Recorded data
========================================================================

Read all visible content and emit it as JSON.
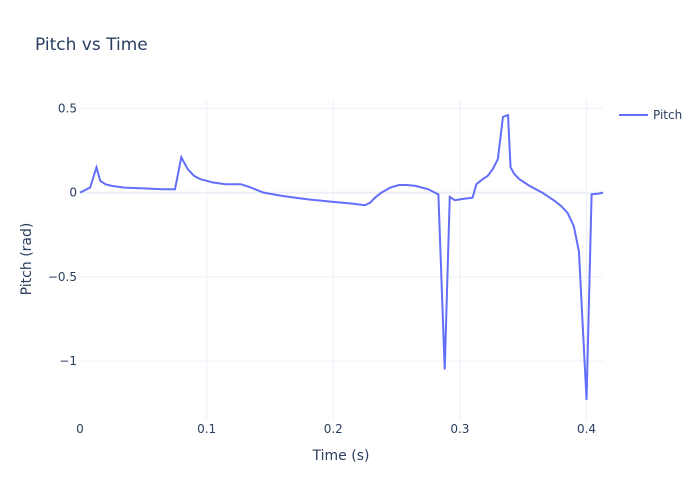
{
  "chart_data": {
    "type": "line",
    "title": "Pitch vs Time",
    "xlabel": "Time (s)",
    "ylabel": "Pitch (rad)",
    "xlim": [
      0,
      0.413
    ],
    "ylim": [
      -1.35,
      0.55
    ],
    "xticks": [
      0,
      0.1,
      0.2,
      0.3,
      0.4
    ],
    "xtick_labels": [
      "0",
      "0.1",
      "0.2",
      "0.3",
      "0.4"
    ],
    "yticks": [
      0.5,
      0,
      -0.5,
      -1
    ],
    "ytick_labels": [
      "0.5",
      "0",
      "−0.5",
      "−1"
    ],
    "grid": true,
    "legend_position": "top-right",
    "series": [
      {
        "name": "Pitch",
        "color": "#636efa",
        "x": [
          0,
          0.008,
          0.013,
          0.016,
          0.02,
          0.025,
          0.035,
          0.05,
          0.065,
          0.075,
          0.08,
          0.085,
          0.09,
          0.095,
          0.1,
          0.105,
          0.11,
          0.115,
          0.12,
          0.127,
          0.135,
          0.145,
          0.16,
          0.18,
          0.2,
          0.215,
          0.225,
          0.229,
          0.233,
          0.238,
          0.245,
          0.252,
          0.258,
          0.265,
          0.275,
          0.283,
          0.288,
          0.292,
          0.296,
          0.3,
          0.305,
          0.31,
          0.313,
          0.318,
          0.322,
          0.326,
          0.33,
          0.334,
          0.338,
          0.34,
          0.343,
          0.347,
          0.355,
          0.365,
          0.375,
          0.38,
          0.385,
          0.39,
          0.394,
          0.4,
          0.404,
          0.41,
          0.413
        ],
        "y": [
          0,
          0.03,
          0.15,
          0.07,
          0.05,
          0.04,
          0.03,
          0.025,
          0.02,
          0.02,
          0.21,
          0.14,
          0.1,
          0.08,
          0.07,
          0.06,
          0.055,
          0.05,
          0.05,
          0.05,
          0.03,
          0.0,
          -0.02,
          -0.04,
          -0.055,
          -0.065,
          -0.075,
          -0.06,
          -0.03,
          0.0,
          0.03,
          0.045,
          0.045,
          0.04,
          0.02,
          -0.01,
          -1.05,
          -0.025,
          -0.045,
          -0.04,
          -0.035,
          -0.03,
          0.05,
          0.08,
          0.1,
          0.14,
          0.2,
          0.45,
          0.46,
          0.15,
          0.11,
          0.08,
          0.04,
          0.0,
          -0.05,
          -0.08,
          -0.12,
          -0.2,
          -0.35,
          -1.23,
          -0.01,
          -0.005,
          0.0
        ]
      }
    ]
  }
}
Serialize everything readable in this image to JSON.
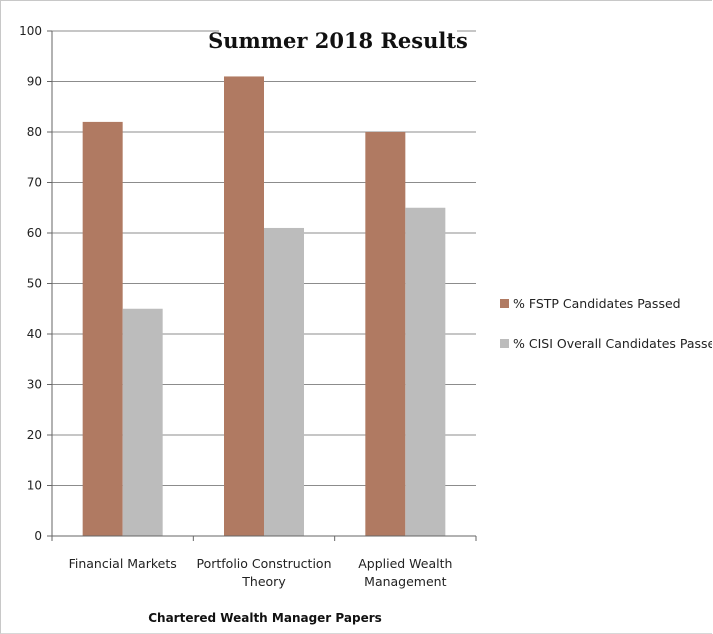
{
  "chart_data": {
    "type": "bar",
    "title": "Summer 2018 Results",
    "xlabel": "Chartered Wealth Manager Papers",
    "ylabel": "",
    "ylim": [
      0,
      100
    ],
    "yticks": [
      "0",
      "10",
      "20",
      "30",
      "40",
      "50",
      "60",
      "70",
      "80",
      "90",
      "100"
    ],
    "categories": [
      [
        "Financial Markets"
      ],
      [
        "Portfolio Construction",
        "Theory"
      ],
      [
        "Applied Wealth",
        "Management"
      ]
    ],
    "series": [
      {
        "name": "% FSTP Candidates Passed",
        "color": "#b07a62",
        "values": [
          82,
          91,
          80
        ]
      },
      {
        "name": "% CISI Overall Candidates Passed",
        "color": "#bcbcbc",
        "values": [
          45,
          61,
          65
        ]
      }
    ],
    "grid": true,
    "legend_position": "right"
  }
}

========================================================================

Exercise objective
Using the entries above, find all lines with "Pitch". Copy them.

Reply
    "title": "Pitch vs Time",
    "ylabel": "Pitch (rad)",
        "name": "Pitch",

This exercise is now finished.